**** Supplied data ****
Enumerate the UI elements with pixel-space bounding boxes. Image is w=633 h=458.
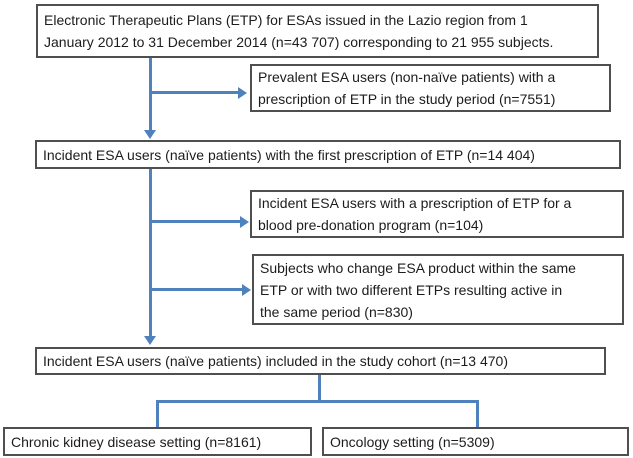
box-study-cohort-line1: Incident ESA users (naïve patients) incl… [43,353,509,369]
box-prevalent-users-line1: Prevalent ESA users (non-naïve patients)… [258,69,556,85]
arrowhead-right-to-product-change-icon [242,284,251,296]
connector-cohort-stub-line [318,375,321,403]
box-incident-first-prescription-line1: Incident ESA users (naïve patients) with… [43,146,535,163]
connector-split-horizontal-line [156,400,479,403]
arrowhead-right-to-prevalent-icon [238,87,247,99]
box-oncology-setting: Oncology setting (n=5309) [322,427,629,456]
box-etp-total: Electronic Therapeutic Plans (ETP) for E… [36,4,599,58]
box-prevalent-users-line2: prescription of ETP in the study period … [258,91,556,107]
connector-to-pre-donation-line [150,220,240,223]
box-esa-product-change-line2: ETP or with two different ETPs resulting… [260,281,563,298]
box-blood-pre-donation-line1: Incident ESA users with a prescription o… [258,195,572,211]
box-blood-pre-donation-line2: blood pre-donation program (n=104) [258,217,484,233]
box-prevalent-users: Prevalent ESA users (non-naïve patients)… [250,64,611,112]
box-ckd-setting: Chronic kidney disease setting (n=8161) [3,427,312,456]
connector-incident-to-cohort-line [149,169,152,336]
box-ckd-setting-line1: Chronic kidney disease setting (n=8161) [11,433,262,450]
arrowhead-down-to-cohort-icon [144,336,156,345]
connector-split-right-line [476,400,479,427]
box-esa-product-change-line3: the same period (n=830) [260,303,413,320]
box-oncology-setting-line1: Oncology setting (n=5309) [330,433,495,450]
box-esa-product-change-line1: Subjects who change ESA product within t… [260,259,576,276]
connector-to-product-change-line [150,288,242,291]
box-etp-total-line2: January 2012 to 31 December 2014 (n=43 7… [44,34,554,50]
arrowhead-right-to-pre-donation-icon [240,216,249,228]
connector-etp-to-incident-line [149,58,152,131]
connector-to-prevalent-line [150,91,238,94]
connector-split-left-line [156,400,159,427]
box-blood-pre-donation: Incident ESA users with a prescription o… [250,190,624,238]
box-incident-first-prescription: Incident ESA users (naïve patients) with… [35,140,621,169]
box-study-cohort: Incident ESA users (naïve patients) incl… [35,347,606,375]
box-esa-product-change: Subjects who change ESA product within t… [252,254,624,325]
box-etp-total-line1: Electronic Therapeutic Plans (ETP) for E… [44,12,528,28]
arrowhead-down-to-incident-icon [144,130,156,139]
****
> [The task]: Which lines above contain the word "oncology"? Copy each of them.

> [Response to this task]:
box-oncology-setting: Oncology setting (n=5309) [322,427,629,456]
box-oncology-setting-line1: Oncology setting (n=5309) [330,433,495,450]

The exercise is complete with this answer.